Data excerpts
## start

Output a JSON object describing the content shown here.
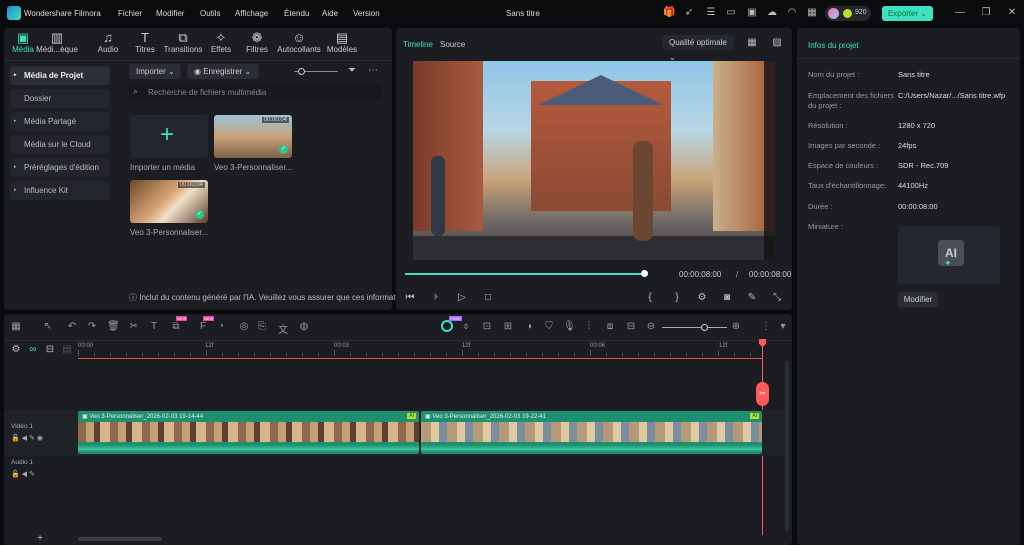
{
  "app": {
    "name": "Wondershare Filmora",
    "title": "Sans titre",
    "credits": "920",
    "export_label": "Exporter",
    "accent": "#3de0c0"
  },
  "menu": [
    "Fichier",
    "Modifier",
    "Outils",
    "Affichage",
    "Étendu",
    "Aide",
    "Version"
  ],
  "tabs": [
    {
      "label": "Média",
      "icon": "media-icon",
      "active": true
    },
    {
      "label": "Médi...èque",
      "icon": "library-icon"
    },
    {
      "label": "Audio",
      "icon": "music-icon"
    },
    {
      "label": "Titres",
      "icon": "text-icon"
    },
    {
      "label": "Transitions",
      "icon": "transition-icon"
    },
    {
      "label": "Effets",
      "icon": "effects-icon"
    },
    {
      "label": "Filtres",
      "icon": "filter-icon"
    },
    {
      "label": "Autocollants",
      "icon": "sticker-icon"
    },
    {
      "label": "Modèles",
      "icon": "template-icon"
    }
  ],
  "sidebar": [
    "Média de Projet",
    "Dossier",
    "Média Partagé",
    "Média sur le Cloud",
    "Préréglages d'édition",
    "Influence Kit"
  ],
  "media": {
    "import_btn": "Importer",
    "record_btn": "Enregistrer",
    "search_placeholder": "Recherche de fichiers multimédia",
    "import_tile": "Importer un média",
    "items": [
      {
        "name": "Veo 3-Personnaliser...",
        "duration": "00:00:04"
      },
      {
        "name": "Veo 3-Personnaliser...",
        "duration": "00:00:04"
      }
    ],
    "ai_notice": "Inclut du contenu généré par l'IA. Veuillez vous assurer que ces informati.."
  },
  "preview": {
    "tab_timeline": "Timeline",
    "tab_source": "Source",
    "quality": "Qualité optimale",
    "current_time": "00:00:08:00",
    "separator": "/",
    "total_time": "00:00:08:00",
    "progress": 1.0
  },
  "project_info": {
    "title": "Infos du projet",
    "rows": [
      {
        "k": "Nom du projet :",
        "v": "Sans titre"
      },
      {
        "k": "Emplacement des fichiers du projet :",
        "v": "C:/Users/Nazar/.../Sans titre.wfp"
      },
      {
        "k": "Résolution :",
        "v": "1280 x 720"
      },
      {
        "k": "Images par seconde :",
        "v": "24fps"
      },
      {
        "k": "Espace de couleurs :",
        "v": "SDR - Rec.709"
      },
      {
        "k": "Taux d'échantillonnage:",
        "v": "44100Hz"
      },
      {
        "k": "Durée :",
        "v": "00:00:08:00"
      },
      {
        "k": "Miniature :",
        "v": ""
      }
    ],
    "modify_btn": "Modifier"
  },
  "timeline": {
    "ruler": [
      "00:00",
      "12f",
      "00:03",
      "12f",
      "00:06",
      "12f"
    ],
    "tracks": [
      {
        "name": "Vidéo 1"
      },
      {
        "name": "Audio 1"
      }
    ],
    "clips": [
      {
        "name": "Veo 3-Personnaliser_2026-02-03 19-14-44",
        "badge": "AI"
      },
      {
        "name": "Veo 3-Personnaliser_2026-02-03 19-22-41",
        "badge": "AI"
      }
    ],
    "badge_new": "NEW"
  }
}
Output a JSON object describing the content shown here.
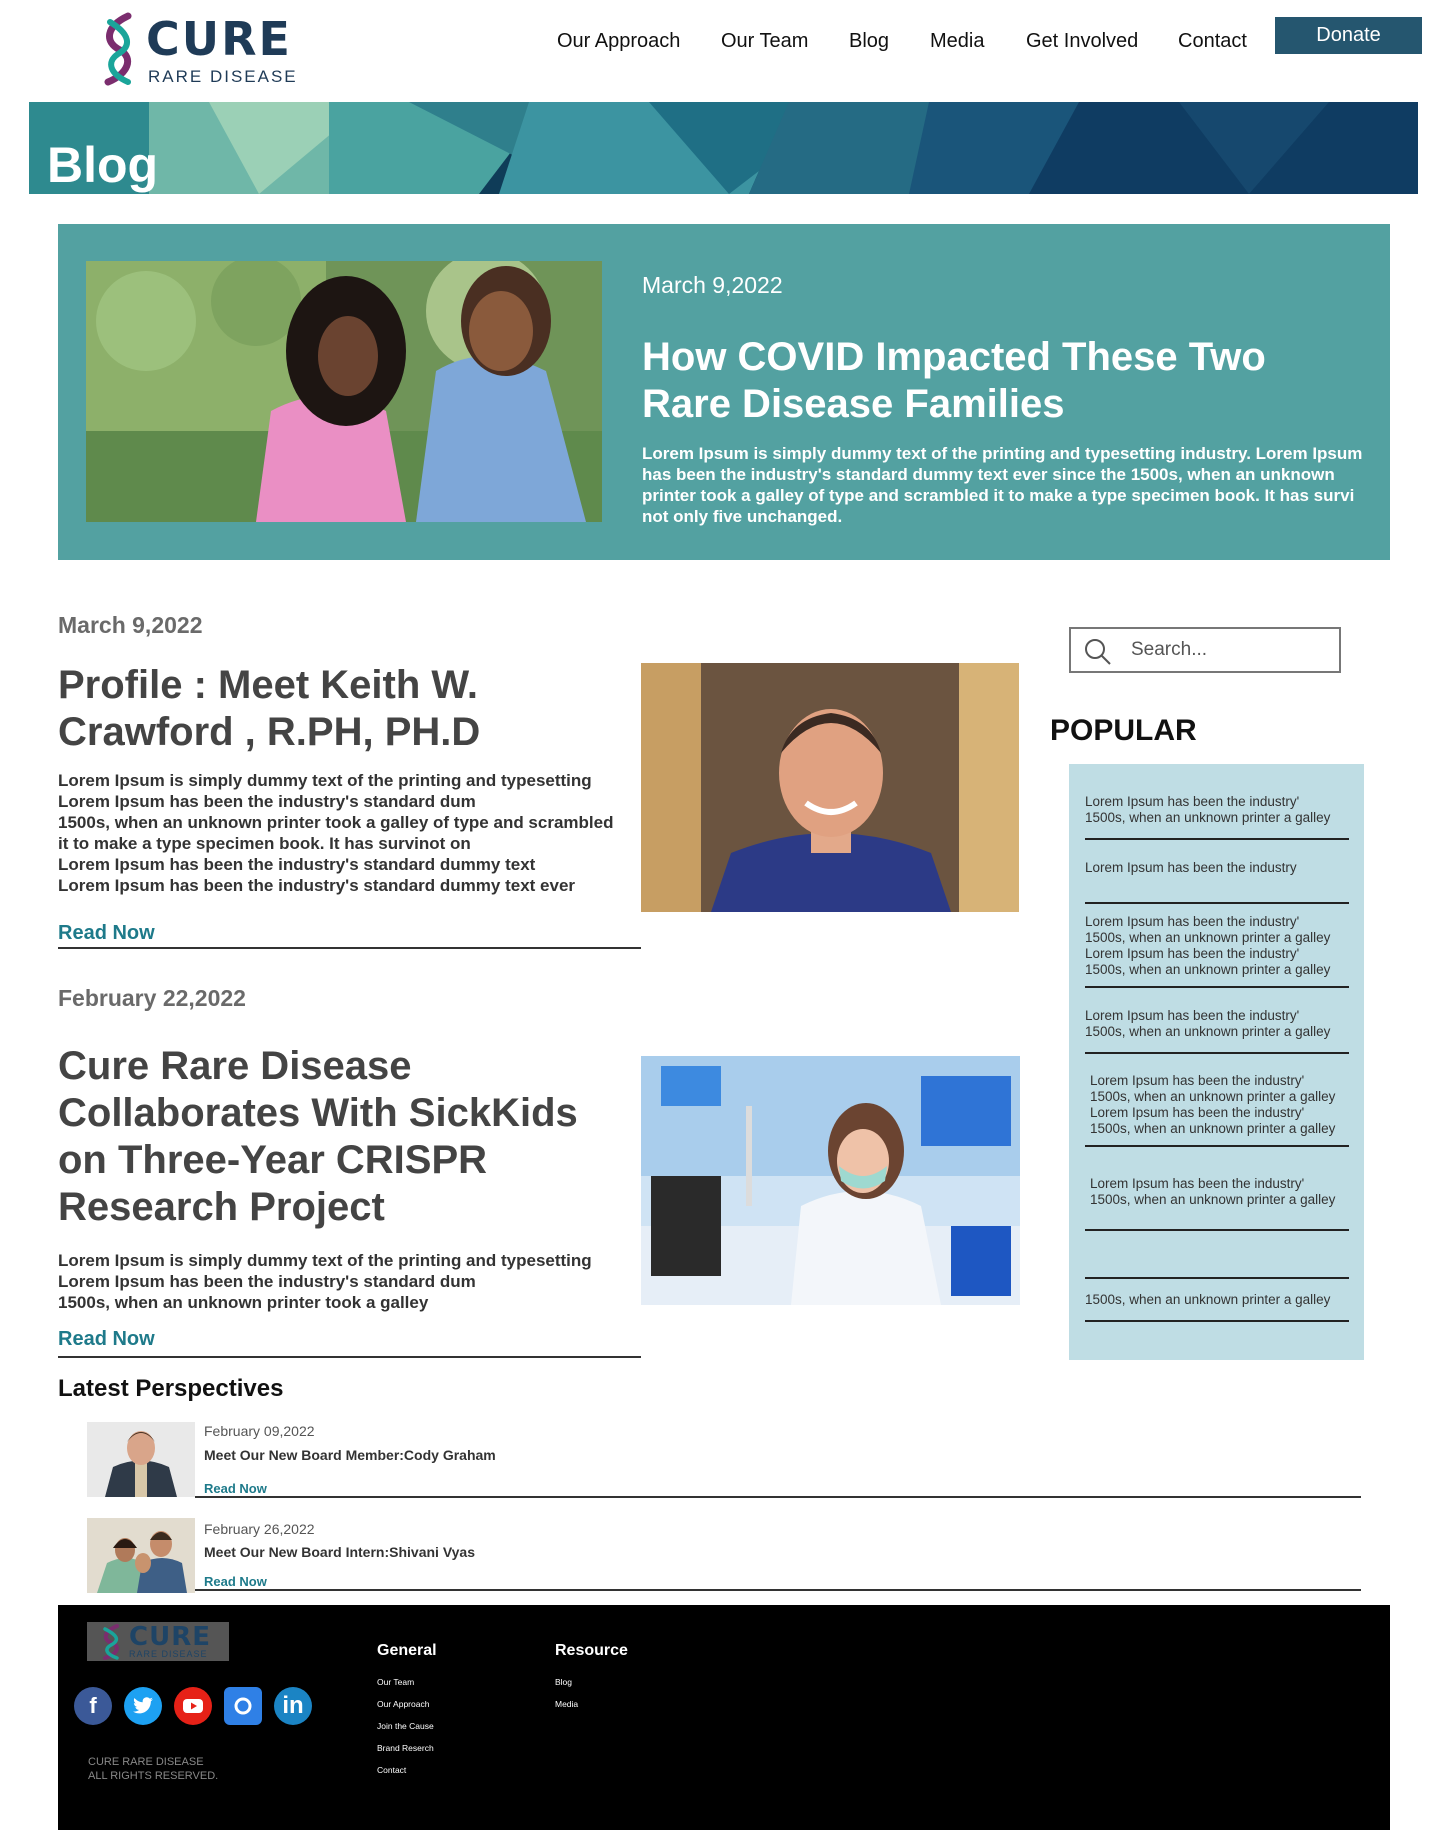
{
  "brand": {
    "name": "CURE",
    "tagline": "RARE DISEASE"
  },
  "nav": {
    "items": [
      "Our Approach",
      "Our Team",
      "Blog",
      "Media",
      "Get Involved",
      "Contact"
    ],
    "donate": "Donate"
  },
  "hero": {
    "title": "Blog"
  },
  "featured": {
    "date": "March 9,2022",
    "title": "How COVID Impacted These Two Rare Disease Families",
    "text": "Lorem Ipsum is simply dummy text of the printing and typesetting industry. Lorem Ipsum has been the industry's standard dummy text ever since the 1500s, when an unknown printer took a galley of type and scrambled it to make a type specimen book. It has survi not only five unchanged."
  },
  "posts": [
    {
      "date": "March 9,2022",
      "title": "Profile : Meet Keith W. Crawford , R.PH, PH.D",
      "text": "Lorem Ipsum is simply dummy text of the printing and typesetting\nLorem Ipsum has been the industry's standard dum\n1500s, when an unknown printer took a galley of type and scrambled\n it to make a type specimen book. It has survinot on\nLorem Ipsum has been the industry's standard dummy text\nLorem Ipsum has been the industry's standard dummy text ever",
      "read": "Read Now"
    },
    {
      "date": "February 22,2022",
      "title": "Cure Rare Disease Collaborates With SickKids on Three-Year CRISPR Research Project",
      "text": "Lorem Ipsum is simply dummy text of the printing and typesetting\nLorem Ipsum has been the industry's standard dum\n1500s, when an unknown printer took a galley",
      "read": "Read Now"
    }
  ],
  "sidebar": {
    "search_placeholder": "Search...",
    "popular_heading": "POPULAR",
    "popular": [
      "Lorem Ipsum has been the industry'\n1500s, when an unknown printer a galley",
      "Lorem Ipsum has been the industry",
      "Lorem Ipsum has been the industry'\n1500s, when an unknown printer a galley\nLorem Ipsum has been the industry'\n1500s, when an unknown printer a galley",
      "Lorem Ipsum has been the industry'\n1500s, when an unknown printer a galley",
      "Lorem Ipsum has been the industry'\n1500s, when an unknown printer a galley\nLorem Ipsum has been the industry'\n1500s, when an unknown printer a galley",
      "Lorem Ipsum has been the industry'\n1500s, when an unknown printer a galley",
      "",
      "1500s, when an unknown printer a galley"
    ]
  },
  "latest": {
    "heading": "Latest Perspectives",
    "items": [
      {
        "date": "February 09,2022",
        "title": "Meet Our New Board Member:Cody Graham",
        "read": "Read Now"
      },
      {
        "date": "February 26,2022",
        "title": "Meet Our New Board Intern:Shivani Vyas",
        "read": "Read Now"
      }
    ]
  },
  "footer": {
    "general_heading": "General",
    "general": [
      "Our Team",
      "Our Approach",
      "Join the Cause",
      "Brand Reserch",
      "Contact"
    ],
    "resource_heading": "Resource",
    "resource": [
      "Blog",
      "Media"
    ],
    "copyright": "CURE RARE DISEASE\nALL RIGHTS RESERVED.",
    "social_icons": [
      "facebook-icon",
      "twitter-icon",
      "youtube-icon",
      "instagram-icon",
      "linkedin-icon"
    ],
    "social_glyphs": {
      "facebook": "f",
      "linkedin": "in"
    }
  },
  "colors": {
    "accent": "#25566f",
    "teal": "#53a1a1",
    "popular_bg": "#bfdde4",
    "link": "#1e7a8a"
  }
}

## end

Copy out all the entries exactly. Images stay out of the copy.

Output a JSON object describing the content shown here.
{
  "app": {
    "name": "Wondershare Filmora",
    "title": "Sans titre",
    "credits": "920",
    "export_label": "Exporter",
    "accent": "#3de0c0"
  },
  "menu": [
    "Fichier",
    "Modifier",
    "Outils",
    "Affichage",
    "Étendu",
    "Aide",
    "Version"
  ],
  "tabs": [
    {
      "label": "Média",
      "icon": "media-icon",
      "active": true
    },
    {
      "label": "Médi...èque",
      "icon": "library-icon"
    },
    {
      "label": "Audio",
      "icon": "music-icon"
    },
    {
      "label": "Titres",
      "icon": "text-icon"
    },
    {
      "label": "Transitions",
      "icon": "transition-icon"
    },
    {
      "label": "Effets",
      "icon": "effects-icon"
    },
    {
      "label": "Filtres",
      "icon": "filter-icon"
    },
    {
      "label": "Autocollants",
      "icon": "sticker-icon"
    },
    {
      "label": "Modèles",
      "icon": "template-icon"
    }
  ],
  "sidebar": [
    "Média de Projet",
    "Dossier",
    "Média Partagé",
    "Média sur le Cloud",
    "Préréglages d'édition",
    "Influence Kit"
  ],
  "media": {
    "import_btn": "Importer",
    "record_btn": "Enregistrer",
    "search_placeholder": "Recherche de fichiers multimédia",
    "import_tile": "Importer un média",
    "items": [
      {
        "name": "Veo 3-Personnaliser...",
        "duration": "00:00:04"
      },
      {
        "name": "Veo 3-Personnaliser...",
        "duration": "00:00:04"
      }
    ],
    "ai_notice": "Inclut du contenu généré par l'IA. Veuillez vous assurer que ces informati.."
  },
  "preview": {
    "tab_timeline": "Timeline",
    "tab_source": "Source",
    "quality": "Qualité optimale",
    "current_time": "00:00:08:00",
    "separator": "/",
    "total_time": "00:00:08:00",
    "progress": 1.0
  },
  "project_info": {
    "title": "Infos du projet",
    "rows": [
      {
        "k": "Nom du projet :",
        "v": "Sans titre"
      },
      {
        "k": "Emplacement des fichiers du projet :",
        "v": "C:/Users/Nazar/.../Sans titre.wfp"
      },
      {
        "k": "Résolution :",
        "v": "1280 x 720"
      },
      {
        "k": "Images par seconde :",
        "v": "24fps"
      },
      {
        "k": "Espace de couleurs :",
        "v": "SDR - Rec.709"
      },
      {
        "k": "Taux d'échantillonnage:",
        "v": "44100Hz"
      },
      {
        "k": "Durée :",
        "v": "00:00:08:00"
      },
      {
        "k": "Miniature :",
        "v": ""
      }
    ],
    "modify_btn": "Modifier"
  },
  "timeline": {
    "ruler": [
      "00:00",
      "12f",
      "00:03",
      "12f",
      "00:06",
      "12f"
    ],
    "tracks": [
      {
        "name": "Vidéo 1"
      },
      {
        "name": "Audio 1"
      }
    ],
    "clips": [
      {
        "name": "Veo 3-Personnaliser_2026-02-03 19-14-44",
        "badge": "AI"
      },
      {
        "name": "Veo 3-Personnaliser_2026-02-03 19-22-41",
        "badge": "AI"
      }
    ],
    "badge_new": "NEW"
  }
}
Output a JSON object describing the content shown here.
{
  "brand": {
    "name": "CURE",
    "tagline": "RARE DISEASE"
  },
  "nav": {
    "items": [
      "Our Approach",
      "Our Team",
      "Blog",
      "Media",
      "Get Involved",
      "Contact"
    ],
    "donate": "Donate"
  },
  "hero": {
    "title": "Blog"
  },
  "featured": {
    "date": "March 9,2022",
    "title": "How COVID Impacted These Two Rare Disease Families",
    "text": "Lorem Ipsum is simply dummy text of the printing and typesetting industry. Lorem Ipsum has been the industry's standard dummy text ever since the 1500s, when an unknown printer took a galley of type and scrambled it to make a type specimen book. It has survi not only five unchanged."
  },
  "posts": [
    {
      "date": "March 9,2022",
      "title": "Profile : Meet Keith W. Crawford , R.PH, PH.D",
      "text": "Lorem Ipsum is simply dummy text of the printing and typesetting\nLorem Ipsum has been the industry's standard dum\n1500s, when an unknown printer took a galley of type and scrambled\n it to make a type specimen book. It has survinot on\nLorem Ipsum has been the industry's standard dummy text\nLorem Ipsum has been the industry's standard dummy text ever",
      "read": "Read Now"
    },
    {
      "date": "February 22,2022",
      "title": "Cure Rare Disease Collaborates With SickKids on Three-Year CRISPR Research Project",
      "text": "Lorem Ipsum is simply dummy text of the printing and typesetting\nLorem Ipsum has been the industry's standard dum\n1500s, when an unknown printer took a galley",
      "read": "Read Now"
    }
  ],
  "sidebar": {
    "search_placeholder": "Search...",
    "popular_heading": "POPULAR",
    "popular": [
      "Lorem Ipsum has been the industry'\n1500s, when an unknown printer a galley",
      "Lorem Ipsum has been the industry",
      "Lorem Ipsum has been the industry'\n1500s, when an unknown printer a galley\nLorem Ipsum has been the industry'\n1500s, when an unknown printer a galley",
      "Lorem Ipsum has been the industry'\n1500s, when an unknown printer a galley",
      "Lorem Ipsum has been the industry'\n1500s, when an unknown printer a galley\nLorem Ipsum has been the industry'\n1500s, when an unknown printer a galley",
      "Lorem Ipsum has been the industry'\n1500s, when an unknown printer a galley",
      "",
      "1500s, when an unknown printer a galley"
    ]
  },
  "latest": {
    "heading": "Latest Perspectives",
    "items": [
      {
        "date": "February 09,2022",
        "title": "Meet Our New Board Member:Cody Graham",
        "read": "Read Now"
      },
      {
        "date": "February 26,2022",
        "title": "Meet Our New Board Intern:Shivani Vyas",
        "read": "Read Now"
      }
    ]
  },
  "footer": {
    "general_heading": "General",
    "general": [
      "Our Team",
      "Our Approach",
      "Join the Cause",
      "Brand Reserch",
      "Contact"
    ],
    "resource_heading": "Resource",
    "resource": [
      "Blog",
      "Media"
    ],
    "copyright": "CURE RARE DISEASE\nALL RIGHTS RESERVED.",
    "social_icons": [
      "facebook-icon",
      "twitter-icon",
      "youtube-icon",
      "instagram-icon",
      "linkedin-icon"
    ],
    "social_glyphs": {
      "facebook": "f",
      "linkedin": "in"
    }
  },
  "colors": {
    "accent": "#25566f",
    "teal": "#53a1a1",
    "popular_bg": "#bfdde4",
    "link": "#1e7a8a"
  }
}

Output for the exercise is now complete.